Quoted text:

#####

The unspeakable evils. Few Jews are unaware of the crimes perpetrated against us in the Twentieth Century and before – exile, expulsion, persecution, pogrom, the Holocaust; their memory evokes anguish and anger, and has caused many to doubt or deny the existence of God. Reform Judaism has always been keenly aware not only of Jewish suffering but of all of human suffering, and like all Jews, we have asked why. We have arrived at different answers, and we keep struggling to find the compelling one. But when we lift our sights, we realize that though too many individuals have perished, the Jewish people as an entity lives still, as God promised Abraham we would; the human race lives still, as God promised Noah it would. God created human beings, the rabbis argued, to be partners in perpetuating creation; though we often cannot clearly understand God’s purpose, Reform Judaism believes we need to persevere in our mission to help further God’s work on earth, so that the harmony proclaimed by the Shema will one day dawn for all people, as we proclaim in the Aleinu prayer: “On that day the Eternal will be One and God’s name will be One.”

We trust in our tradition’s promise that, although God created us as finite beings, the spirit within us is eternal. Immortality more than any other issue has involved a paradox. Each of the previous three platforms has affirmed the immortal spirit of the human being. In 1885, 1937, and 1976, the statements of Reform Judaism vary only in wording; that there is something of us that participates in God’s eternality is a constant refrain. At the same time, several generations of Reform Jews took as a matter of Reform Jewish faith the denial of any life after death beyond the naturalist concepts of living on in memory or in deeds. Clearly this was a function of the dominant philosophical and cultural climate in which Reform Jews lived and with which they identified. Some Reform Jews have tended to characterize certain areas of belief as either Christian or Orthodox Jewish. In either case, that rendered them outside the pale of Reform, though many longed for a comforting belief in a life that could transcend death.

As in the case of God’s role in time of crisis, the culture in which we live no longer presumes that immortality is unscientific, irrational or unbelievable. Reform Jews are now liberated from the constraints of a religion based solely on rationalism, or a limited understanding of science. But this principle says, “We trust in our tradition’s promise….” There is nothing new in the belief in the eternality of the spirit. “Our tradition” here is best understood both as the broad Jewish tradition and the stated if not always accepted Reform tradition. The Books of Ezekiel (37:1-14) and Daniel (12:2) suggest the possibility of a spiritual life beyond death, and the second prayer in the Amidah, the Gevurot, speaks of God’s “keeping faith with those who sleep in the dust,” echoing the passage from Daniel. An explicit belief in the soul’s immortality entered Judaism under the influence of the neo-Platonist Philo in the third century BCE. Regardless of what you may have heard, the promise of eternal life of the spirit is part and parcel of Reform Judaism. The reading or chanting at funerals of the El Malei Rachamim which is wholly about eternal life; the affirmation of chayei olam (eternal life) in the Torah blessings; the various meditations before the kaddish in all our movement’s prayer books – all of these are witness to Reform Judaism’s continuing affirmation of eternal life. In a movement where adapting and editing, not to mention deleting, “traditional” prayers is a given, the retention of such elements tells us that the idea of eternal life has “an eternal life” in our movement.

#####

Material supplied:

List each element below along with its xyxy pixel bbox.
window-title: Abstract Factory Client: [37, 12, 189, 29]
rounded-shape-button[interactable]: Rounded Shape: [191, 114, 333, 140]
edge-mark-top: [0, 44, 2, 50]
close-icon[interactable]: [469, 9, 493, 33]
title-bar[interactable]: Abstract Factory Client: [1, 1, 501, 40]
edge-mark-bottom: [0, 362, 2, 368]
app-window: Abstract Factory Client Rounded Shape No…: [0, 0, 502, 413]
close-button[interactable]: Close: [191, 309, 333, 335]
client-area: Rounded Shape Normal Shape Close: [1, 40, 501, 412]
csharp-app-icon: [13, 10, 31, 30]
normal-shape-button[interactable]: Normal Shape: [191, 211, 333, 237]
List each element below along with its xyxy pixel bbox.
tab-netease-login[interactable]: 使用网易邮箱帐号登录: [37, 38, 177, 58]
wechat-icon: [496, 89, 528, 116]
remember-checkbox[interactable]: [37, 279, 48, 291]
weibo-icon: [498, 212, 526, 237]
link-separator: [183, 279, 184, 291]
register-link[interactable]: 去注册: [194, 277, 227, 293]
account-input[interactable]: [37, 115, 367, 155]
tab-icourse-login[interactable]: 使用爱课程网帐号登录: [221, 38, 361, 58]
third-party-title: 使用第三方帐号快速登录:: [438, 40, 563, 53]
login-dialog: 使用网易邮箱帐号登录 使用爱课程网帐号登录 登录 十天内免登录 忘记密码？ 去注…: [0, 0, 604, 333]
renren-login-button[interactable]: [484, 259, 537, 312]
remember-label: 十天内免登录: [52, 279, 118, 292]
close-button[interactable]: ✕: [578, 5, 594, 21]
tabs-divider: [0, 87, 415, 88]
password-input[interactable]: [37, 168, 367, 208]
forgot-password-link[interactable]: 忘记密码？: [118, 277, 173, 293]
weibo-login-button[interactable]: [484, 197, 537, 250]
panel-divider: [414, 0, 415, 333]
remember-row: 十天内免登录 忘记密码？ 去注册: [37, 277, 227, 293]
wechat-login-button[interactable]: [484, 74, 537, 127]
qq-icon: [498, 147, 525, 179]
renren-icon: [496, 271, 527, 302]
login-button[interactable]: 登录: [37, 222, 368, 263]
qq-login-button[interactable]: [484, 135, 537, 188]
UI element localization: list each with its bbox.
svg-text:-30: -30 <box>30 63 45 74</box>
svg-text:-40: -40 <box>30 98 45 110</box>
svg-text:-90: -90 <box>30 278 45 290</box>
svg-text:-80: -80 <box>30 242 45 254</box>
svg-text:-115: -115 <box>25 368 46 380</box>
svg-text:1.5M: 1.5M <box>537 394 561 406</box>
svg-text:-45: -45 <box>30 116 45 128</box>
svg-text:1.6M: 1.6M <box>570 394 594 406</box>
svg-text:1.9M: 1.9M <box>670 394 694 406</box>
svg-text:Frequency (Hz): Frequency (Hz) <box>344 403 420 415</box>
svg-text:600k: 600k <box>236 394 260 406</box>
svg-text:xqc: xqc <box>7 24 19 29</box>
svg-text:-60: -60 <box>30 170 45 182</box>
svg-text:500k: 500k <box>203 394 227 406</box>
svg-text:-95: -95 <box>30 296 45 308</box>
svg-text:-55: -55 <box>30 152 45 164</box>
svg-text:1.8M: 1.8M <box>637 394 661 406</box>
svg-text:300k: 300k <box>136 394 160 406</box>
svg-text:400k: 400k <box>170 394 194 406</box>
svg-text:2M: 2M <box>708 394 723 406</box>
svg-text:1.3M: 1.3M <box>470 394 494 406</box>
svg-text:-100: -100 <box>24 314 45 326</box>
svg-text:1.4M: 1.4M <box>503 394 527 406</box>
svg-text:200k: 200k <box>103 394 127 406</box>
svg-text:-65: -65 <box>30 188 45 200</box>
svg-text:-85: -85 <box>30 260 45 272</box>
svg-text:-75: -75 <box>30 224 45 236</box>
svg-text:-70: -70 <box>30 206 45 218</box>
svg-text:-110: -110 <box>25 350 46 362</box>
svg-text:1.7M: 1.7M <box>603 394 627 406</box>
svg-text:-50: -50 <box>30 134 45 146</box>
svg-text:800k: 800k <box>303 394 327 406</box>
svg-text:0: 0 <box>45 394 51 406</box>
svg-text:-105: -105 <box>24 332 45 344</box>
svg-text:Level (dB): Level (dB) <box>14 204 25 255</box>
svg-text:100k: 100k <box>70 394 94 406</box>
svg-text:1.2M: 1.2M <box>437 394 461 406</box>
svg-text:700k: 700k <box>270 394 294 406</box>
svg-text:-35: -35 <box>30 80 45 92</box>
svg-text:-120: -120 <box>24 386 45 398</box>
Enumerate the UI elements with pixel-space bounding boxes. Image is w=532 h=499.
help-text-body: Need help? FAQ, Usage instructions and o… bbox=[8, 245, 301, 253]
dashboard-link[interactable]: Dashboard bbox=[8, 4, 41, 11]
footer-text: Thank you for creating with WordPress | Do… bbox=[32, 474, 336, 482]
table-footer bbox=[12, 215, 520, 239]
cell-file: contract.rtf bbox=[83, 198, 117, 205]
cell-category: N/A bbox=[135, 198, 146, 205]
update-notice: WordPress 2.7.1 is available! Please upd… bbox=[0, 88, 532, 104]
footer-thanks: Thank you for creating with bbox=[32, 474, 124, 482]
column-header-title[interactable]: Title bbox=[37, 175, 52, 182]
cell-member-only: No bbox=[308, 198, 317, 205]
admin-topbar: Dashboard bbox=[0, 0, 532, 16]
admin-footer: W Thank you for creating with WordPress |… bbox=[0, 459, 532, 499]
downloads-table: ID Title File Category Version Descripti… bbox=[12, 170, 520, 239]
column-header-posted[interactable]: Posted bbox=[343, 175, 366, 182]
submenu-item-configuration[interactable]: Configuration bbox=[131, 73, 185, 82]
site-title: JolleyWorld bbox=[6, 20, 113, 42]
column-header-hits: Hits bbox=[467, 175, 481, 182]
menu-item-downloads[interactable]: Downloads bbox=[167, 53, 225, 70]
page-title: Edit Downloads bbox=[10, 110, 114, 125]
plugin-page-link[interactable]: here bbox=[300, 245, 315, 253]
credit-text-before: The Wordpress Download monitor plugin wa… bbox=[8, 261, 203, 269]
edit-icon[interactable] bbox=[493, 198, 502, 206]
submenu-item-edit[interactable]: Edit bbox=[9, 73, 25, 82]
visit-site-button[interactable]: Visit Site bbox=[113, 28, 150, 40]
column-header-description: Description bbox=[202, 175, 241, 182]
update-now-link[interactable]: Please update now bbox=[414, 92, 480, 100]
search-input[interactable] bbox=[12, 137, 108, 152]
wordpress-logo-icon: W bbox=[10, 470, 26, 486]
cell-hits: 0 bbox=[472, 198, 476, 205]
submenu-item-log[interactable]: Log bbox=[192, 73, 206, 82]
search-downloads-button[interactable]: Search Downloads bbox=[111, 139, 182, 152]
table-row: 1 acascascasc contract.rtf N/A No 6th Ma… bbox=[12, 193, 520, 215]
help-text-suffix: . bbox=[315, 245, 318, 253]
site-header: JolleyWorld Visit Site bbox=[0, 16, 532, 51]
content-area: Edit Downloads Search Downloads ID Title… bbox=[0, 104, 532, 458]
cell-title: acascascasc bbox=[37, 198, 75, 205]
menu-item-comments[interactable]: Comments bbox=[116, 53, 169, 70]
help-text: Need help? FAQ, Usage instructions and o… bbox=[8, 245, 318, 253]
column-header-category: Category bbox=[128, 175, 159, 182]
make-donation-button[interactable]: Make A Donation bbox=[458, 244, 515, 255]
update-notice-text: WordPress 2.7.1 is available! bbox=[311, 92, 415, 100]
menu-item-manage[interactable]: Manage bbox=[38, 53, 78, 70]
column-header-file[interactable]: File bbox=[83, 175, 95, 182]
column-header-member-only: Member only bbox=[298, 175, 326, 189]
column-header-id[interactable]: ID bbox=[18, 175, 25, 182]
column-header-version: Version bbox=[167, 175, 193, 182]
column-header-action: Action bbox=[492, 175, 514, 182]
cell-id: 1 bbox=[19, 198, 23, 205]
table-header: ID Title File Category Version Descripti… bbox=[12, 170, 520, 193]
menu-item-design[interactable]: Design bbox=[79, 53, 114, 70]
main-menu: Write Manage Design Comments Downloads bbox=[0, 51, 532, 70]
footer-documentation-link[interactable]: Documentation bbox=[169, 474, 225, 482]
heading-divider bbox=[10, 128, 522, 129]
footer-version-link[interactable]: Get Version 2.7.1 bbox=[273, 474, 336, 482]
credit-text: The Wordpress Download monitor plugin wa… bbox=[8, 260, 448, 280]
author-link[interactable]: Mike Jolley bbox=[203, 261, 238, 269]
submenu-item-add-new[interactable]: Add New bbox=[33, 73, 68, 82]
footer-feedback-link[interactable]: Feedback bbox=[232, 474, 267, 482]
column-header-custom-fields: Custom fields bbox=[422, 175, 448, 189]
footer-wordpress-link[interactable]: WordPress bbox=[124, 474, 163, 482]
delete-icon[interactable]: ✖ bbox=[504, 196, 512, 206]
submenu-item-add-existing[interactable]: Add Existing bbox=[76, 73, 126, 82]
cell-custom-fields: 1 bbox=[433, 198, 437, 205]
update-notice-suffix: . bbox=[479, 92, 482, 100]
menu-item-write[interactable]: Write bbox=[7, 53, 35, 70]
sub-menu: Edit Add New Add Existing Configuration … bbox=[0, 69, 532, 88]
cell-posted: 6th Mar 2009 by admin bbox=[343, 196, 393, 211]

#####

Requests:
1. Put the lines of the records from their start through the line containing "csharp-app-icon: [13, 10, 31, 30]", both ends included, into a JSON list of strings with one string per line and blank lines left out.
2. Write what comes next in the text on Reform Judaism's belief in eternal life, picking up after its last sentence.
The text and the records have nothing to do with each other.

Results in order:
1.
[
  "List each element below along with its xyxy pixel bbox.",
  "window-title: Abstract Factory Client: [37, 12, 189, 29]",
  "rounded-shape-button[interactable]: Rounded Shape: [191, 114, 333, 140]",
  "edge-mark-top: [0, 44, 2, 50]",
  "close-icon[interactable]: [469, 9, 493, 33]",
  "title-bar[interactable]: Abstract Factory Client: [1, 1, 501, 40]",
  "edge-mark-bottom: [0, 362, 2, 368]",
  "app-window: Abstract Factory Client Rounded Shape No…: [0, 0, 502, 413]",
  "close-button[interactable]: Close: [191, 309, 333, 335]",
  "client-area: Rounded Shape Normal Shape Close: [1, 40, 501, 412]",
  "csharp-app-icon: [13, 10, 31, 30]"
]

2.
Further, “We trust in our tradition’s promise” is a statement of comfort and assurance. The Bible promises, “I shall not die but live” (Psalms 118:17), and the Reform prayer book tells us, “There is something of us that can never die.”

This principle, although in one sense a restatement of that which all three previous platforms affirmed, marks a great change because of the changed nature of the Reform Jewish community and its newly acknowledged needs. Most contemporary Reform Jews do not feel that their intellectual and scientific credentials are at issue. The religious issue is meaning in life and hope after life, not the need to make religion subservient to culture, science or some form of reason.

II. TORAH

The foundation of Jewish life. What first set the Jewish people apart was the experience of receiving the Torah at Sinai, with mitzvot given only to us. Both the content of Torah and the experience of receiving it, celebrated at Shavuot (when the Reform ritual of Confirmation for young Jews occurs) are the basis for the uniqueness of the Jewish people, the festive days of our calendar, our moral laws and the conduct of our lives with God and each other. As Daniel Alexander wrote in the CCAR Journal (Winter 2000), this statement “undoes the privilege granted modernity by nineteenth-century Reformers.”

Truths. The plural suggests the Reform view that within Torah can be found a plethora of truths, but because Torah reflects God’s word mediated through human transcribers (Moses or anonymous scribes), not all of Torah may register as true in every age. The revelation of all that is true in Torah awaits the coming of the messianic age.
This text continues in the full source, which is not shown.